TASK STATEMENT: Go through the entries below and pick out every line with "информацию".

Dataset items:
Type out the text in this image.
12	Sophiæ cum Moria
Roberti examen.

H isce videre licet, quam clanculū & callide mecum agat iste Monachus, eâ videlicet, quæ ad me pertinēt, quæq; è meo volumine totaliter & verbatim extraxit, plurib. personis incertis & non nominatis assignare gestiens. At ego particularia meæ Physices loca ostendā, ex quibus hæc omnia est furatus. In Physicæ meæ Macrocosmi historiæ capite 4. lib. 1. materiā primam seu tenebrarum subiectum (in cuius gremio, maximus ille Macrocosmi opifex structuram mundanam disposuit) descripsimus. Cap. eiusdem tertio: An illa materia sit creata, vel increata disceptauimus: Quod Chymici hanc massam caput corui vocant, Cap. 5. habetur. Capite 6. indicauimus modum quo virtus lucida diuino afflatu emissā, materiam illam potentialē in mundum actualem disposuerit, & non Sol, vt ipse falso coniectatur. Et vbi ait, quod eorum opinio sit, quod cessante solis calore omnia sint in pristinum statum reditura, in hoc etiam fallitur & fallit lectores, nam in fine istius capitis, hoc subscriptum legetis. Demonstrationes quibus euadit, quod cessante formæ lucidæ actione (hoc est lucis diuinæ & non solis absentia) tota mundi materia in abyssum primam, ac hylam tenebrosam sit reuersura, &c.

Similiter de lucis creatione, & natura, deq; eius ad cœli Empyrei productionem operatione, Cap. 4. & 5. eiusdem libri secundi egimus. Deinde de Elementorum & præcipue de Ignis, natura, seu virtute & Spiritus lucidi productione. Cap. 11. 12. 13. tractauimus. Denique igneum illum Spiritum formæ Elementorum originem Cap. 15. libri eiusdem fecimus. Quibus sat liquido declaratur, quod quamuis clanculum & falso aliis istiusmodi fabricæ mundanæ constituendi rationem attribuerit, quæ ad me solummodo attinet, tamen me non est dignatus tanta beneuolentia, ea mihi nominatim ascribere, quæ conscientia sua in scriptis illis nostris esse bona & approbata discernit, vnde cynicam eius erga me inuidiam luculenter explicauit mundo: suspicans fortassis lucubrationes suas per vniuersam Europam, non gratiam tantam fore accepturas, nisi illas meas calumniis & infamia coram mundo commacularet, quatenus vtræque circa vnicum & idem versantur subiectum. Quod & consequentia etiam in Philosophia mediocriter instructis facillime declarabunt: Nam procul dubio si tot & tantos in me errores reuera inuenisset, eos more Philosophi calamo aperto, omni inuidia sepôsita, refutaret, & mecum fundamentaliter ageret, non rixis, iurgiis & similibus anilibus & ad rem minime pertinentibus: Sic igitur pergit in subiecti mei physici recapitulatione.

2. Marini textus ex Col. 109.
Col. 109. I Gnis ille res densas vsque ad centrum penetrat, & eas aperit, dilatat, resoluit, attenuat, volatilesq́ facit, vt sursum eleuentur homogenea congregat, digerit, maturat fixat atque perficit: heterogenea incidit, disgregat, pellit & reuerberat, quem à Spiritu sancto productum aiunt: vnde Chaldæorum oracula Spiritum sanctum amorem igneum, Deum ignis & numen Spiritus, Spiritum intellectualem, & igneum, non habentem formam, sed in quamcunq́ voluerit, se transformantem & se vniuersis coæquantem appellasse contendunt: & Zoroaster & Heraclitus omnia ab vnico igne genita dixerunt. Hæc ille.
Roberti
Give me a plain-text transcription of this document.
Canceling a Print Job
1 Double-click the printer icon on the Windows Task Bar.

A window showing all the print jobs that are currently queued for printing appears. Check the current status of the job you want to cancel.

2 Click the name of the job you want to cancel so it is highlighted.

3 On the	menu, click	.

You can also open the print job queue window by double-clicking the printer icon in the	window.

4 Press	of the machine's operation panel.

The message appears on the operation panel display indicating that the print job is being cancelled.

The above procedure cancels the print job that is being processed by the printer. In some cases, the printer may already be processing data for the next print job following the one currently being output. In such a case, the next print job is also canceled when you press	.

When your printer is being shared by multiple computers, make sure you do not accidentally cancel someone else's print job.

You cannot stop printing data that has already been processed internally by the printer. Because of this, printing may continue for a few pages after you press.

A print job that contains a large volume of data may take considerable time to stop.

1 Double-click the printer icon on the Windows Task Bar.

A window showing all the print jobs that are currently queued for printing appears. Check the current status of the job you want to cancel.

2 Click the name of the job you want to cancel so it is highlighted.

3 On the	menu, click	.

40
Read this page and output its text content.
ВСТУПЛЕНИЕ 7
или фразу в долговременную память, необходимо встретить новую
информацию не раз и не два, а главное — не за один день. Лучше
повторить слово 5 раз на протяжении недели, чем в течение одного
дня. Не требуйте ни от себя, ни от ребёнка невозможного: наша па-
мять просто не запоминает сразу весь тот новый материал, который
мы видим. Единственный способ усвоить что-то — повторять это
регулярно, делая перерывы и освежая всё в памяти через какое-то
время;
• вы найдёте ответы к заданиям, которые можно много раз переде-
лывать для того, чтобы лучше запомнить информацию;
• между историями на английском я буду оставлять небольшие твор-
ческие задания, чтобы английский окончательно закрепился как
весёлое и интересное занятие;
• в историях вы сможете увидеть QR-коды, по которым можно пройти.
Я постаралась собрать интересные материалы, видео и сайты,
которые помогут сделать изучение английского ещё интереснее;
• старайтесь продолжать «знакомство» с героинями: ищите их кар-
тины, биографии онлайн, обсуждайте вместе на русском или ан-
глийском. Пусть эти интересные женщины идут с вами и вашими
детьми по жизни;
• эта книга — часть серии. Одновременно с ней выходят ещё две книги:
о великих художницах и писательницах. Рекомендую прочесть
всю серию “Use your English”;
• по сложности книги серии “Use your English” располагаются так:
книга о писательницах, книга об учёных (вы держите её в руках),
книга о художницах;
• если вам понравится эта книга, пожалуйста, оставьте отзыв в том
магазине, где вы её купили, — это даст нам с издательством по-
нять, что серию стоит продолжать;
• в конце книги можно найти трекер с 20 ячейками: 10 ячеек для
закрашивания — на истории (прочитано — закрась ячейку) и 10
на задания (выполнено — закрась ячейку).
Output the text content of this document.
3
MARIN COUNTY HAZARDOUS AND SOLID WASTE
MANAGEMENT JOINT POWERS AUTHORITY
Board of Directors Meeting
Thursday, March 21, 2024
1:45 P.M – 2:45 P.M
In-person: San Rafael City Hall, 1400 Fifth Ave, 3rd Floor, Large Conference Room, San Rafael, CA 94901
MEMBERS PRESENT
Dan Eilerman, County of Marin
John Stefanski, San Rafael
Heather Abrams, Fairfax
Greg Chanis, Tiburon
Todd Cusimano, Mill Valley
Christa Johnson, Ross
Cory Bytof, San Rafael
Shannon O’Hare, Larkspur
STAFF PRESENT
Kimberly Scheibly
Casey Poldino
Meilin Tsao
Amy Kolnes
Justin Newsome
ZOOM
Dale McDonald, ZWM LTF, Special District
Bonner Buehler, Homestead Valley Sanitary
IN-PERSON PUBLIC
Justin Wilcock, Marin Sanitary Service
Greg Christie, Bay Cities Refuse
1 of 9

ANSWER FOR THE TASK:
информацию не раз и не два, а главное — не за один день. Лучше
лывать для того, чтобы лучше запомнить информацию;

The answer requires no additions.